## The task
Go through the records and show each line where the word "шефа" occurs.

Stored data
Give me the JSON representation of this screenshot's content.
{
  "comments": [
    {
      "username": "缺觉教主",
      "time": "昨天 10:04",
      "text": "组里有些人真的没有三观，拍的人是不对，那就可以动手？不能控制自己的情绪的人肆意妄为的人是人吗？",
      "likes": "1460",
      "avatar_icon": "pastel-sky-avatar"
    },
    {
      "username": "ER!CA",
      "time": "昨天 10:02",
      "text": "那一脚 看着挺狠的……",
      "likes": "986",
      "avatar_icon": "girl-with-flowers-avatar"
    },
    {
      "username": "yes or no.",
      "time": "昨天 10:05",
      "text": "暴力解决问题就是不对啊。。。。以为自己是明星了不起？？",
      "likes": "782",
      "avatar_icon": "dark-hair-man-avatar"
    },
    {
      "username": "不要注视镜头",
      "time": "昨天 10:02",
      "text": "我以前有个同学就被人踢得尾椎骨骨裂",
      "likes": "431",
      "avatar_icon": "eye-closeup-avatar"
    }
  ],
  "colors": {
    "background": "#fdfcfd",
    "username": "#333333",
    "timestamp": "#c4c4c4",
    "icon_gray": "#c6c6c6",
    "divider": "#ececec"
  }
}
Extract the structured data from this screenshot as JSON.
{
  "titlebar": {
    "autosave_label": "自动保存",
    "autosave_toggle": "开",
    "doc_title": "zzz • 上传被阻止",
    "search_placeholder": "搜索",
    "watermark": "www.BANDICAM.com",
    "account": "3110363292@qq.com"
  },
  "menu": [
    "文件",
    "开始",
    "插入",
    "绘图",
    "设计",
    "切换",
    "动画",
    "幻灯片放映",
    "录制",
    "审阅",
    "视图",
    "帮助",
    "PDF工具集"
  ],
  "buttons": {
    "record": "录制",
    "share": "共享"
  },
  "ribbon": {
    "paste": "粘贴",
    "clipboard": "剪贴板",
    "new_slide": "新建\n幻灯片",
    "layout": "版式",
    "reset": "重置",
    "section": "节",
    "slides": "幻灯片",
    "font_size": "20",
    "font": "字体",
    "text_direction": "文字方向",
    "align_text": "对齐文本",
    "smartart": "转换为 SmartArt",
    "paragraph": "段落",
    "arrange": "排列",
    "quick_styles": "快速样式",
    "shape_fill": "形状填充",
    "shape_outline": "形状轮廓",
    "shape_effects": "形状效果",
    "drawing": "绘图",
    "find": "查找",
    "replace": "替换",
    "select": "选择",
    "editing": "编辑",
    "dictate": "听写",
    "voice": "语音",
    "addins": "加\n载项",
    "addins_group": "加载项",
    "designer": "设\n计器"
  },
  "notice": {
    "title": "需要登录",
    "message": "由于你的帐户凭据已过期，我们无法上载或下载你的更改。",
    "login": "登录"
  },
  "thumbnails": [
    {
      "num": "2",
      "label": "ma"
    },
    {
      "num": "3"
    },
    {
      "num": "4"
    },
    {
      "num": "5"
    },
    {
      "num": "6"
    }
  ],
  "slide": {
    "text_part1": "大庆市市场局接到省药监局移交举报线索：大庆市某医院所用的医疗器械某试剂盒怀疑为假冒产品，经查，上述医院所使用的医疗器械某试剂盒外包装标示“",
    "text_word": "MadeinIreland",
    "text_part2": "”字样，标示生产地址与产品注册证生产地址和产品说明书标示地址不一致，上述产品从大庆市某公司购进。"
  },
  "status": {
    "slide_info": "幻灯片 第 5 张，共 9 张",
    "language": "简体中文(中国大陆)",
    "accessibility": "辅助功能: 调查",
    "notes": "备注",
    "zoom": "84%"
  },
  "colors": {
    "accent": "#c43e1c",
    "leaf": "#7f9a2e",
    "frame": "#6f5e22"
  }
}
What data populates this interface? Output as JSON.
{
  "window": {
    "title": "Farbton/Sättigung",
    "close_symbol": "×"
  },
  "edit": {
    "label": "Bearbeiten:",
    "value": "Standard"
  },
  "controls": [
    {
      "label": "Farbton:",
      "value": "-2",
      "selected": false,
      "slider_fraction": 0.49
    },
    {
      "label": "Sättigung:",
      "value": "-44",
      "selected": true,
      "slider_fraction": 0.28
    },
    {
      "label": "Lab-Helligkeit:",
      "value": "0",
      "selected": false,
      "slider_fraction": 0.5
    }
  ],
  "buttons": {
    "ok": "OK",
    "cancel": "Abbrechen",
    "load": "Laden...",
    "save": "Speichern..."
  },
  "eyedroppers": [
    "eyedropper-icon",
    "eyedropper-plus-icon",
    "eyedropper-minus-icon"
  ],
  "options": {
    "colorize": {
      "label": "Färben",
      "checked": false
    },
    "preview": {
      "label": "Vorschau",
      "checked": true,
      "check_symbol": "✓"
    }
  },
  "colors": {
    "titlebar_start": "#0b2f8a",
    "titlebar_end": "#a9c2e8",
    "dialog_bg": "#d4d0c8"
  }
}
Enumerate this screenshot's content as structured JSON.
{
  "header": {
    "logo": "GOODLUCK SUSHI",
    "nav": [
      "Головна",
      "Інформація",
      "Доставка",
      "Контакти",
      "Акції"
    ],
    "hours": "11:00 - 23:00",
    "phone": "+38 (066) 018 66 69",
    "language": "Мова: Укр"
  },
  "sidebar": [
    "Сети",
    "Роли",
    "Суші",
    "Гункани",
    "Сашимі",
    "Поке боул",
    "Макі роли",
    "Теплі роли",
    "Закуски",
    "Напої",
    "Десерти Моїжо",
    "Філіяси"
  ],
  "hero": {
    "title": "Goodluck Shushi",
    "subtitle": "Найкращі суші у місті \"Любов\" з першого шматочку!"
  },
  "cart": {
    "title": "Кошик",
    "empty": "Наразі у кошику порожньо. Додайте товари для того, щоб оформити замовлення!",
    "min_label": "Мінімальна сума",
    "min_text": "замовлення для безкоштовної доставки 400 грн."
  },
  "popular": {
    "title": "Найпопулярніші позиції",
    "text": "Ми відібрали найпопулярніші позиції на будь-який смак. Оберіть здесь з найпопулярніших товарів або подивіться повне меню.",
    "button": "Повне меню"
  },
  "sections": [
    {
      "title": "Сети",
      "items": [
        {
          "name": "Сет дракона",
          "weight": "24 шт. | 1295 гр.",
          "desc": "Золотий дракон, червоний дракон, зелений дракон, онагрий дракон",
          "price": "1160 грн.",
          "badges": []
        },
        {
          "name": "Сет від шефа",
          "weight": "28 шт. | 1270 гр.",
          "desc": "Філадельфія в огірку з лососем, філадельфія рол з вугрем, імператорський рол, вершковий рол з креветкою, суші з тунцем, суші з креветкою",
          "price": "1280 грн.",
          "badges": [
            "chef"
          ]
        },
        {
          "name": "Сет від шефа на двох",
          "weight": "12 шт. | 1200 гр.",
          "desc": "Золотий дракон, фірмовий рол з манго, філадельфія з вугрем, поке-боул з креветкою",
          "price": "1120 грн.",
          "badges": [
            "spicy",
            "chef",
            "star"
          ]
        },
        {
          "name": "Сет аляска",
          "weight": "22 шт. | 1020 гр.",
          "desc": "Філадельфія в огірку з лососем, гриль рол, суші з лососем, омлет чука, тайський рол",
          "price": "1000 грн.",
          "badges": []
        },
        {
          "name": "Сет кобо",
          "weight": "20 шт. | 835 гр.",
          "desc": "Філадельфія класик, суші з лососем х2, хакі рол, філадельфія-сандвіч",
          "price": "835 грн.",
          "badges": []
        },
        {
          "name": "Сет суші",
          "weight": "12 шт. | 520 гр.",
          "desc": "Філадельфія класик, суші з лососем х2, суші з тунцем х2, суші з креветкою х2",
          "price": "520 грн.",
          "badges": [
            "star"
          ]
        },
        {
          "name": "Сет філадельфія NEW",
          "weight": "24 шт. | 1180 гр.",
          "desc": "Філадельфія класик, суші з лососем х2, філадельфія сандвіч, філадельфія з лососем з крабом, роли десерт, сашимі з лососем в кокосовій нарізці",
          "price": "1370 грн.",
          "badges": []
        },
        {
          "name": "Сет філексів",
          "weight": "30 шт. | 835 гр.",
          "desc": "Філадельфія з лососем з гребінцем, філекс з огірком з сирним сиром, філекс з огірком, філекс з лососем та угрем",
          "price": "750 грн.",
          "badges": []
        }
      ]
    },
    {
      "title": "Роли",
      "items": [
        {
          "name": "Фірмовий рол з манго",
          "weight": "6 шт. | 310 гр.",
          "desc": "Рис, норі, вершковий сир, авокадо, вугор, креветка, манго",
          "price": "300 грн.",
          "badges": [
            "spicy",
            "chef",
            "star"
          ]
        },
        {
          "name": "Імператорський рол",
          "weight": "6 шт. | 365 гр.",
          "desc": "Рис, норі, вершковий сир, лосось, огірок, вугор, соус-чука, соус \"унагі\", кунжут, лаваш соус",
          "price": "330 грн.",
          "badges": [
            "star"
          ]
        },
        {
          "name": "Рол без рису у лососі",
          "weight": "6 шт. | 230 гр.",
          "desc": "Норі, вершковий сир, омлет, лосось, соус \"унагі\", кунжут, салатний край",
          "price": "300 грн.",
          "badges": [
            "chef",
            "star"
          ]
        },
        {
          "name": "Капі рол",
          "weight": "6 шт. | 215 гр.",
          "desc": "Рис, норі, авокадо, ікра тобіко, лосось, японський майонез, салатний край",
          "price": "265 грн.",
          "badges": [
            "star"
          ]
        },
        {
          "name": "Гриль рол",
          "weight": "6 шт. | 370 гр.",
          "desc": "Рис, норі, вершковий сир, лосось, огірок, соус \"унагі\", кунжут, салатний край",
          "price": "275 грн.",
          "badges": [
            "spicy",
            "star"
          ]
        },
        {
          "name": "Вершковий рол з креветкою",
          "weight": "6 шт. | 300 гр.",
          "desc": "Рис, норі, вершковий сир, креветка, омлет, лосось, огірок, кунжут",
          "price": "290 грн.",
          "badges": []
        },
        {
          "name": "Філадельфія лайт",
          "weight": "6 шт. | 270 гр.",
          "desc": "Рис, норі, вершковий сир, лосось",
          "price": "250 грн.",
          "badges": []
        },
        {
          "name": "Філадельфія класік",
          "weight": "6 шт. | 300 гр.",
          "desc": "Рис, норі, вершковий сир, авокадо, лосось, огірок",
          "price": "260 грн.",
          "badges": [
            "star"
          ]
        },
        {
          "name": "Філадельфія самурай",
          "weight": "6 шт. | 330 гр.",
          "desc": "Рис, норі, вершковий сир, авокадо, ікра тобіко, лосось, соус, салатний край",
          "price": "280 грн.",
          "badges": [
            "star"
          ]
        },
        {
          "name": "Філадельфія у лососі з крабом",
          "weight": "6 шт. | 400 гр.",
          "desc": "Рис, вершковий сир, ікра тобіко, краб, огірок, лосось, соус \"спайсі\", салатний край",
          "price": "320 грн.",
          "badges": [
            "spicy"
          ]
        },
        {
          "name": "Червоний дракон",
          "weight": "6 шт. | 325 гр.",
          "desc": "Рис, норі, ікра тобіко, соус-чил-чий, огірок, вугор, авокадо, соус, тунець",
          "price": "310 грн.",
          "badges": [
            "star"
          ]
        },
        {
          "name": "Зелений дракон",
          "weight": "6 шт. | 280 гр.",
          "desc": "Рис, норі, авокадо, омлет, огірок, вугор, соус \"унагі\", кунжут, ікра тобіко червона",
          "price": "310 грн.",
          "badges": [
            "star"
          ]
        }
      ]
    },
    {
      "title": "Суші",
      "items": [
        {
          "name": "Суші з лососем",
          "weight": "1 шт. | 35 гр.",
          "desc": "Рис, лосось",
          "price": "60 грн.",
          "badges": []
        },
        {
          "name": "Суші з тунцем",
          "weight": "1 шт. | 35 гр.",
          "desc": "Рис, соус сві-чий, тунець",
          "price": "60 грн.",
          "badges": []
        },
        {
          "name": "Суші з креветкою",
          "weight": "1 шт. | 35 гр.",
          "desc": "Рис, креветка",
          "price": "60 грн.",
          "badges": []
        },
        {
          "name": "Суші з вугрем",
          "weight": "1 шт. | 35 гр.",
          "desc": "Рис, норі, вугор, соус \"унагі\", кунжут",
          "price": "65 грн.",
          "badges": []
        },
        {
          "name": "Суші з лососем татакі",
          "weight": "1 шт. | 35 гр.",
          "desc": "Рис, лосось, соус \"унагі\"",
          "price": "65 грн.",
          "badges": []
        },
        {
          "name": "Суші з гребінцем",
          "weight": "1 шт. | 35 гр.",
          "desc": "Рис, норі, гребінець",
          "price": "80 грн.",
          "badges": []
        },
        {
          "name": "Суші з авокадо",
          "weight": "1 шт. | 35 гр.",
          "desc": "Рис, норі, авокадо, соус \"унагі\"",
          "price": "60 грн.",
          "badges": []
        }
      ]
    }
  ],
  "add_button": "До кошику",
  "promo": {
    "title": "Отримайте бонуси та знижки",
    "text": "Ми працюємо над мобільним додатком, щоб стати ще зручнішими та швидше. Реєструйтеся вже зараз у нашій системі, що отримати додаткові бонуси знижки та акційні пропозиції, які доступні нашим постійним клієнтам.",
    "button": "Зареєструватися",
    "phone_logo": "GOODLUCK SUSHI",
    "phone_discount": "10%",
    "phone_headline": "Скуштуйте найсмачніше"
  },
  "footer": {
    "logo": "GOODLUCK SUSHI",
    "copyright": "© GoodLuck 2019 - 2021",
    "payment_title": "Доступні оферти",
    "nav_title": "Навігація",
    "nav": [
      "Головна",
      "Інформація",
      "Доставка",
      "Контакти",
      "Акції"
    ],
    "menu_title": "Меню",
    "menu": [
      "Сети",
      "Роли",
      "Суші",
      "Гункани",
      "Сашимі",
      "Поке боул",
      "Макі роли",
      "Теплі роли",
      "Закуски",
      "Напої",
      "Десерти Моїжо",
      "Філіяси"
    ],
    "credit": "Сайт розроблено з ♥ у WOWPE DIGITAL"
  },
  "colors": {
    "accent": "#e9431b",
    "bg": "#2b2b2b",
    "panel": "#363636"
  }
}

## Result below
          "name": "Сет від шефа",
          "name": "Сет від шефа на двох",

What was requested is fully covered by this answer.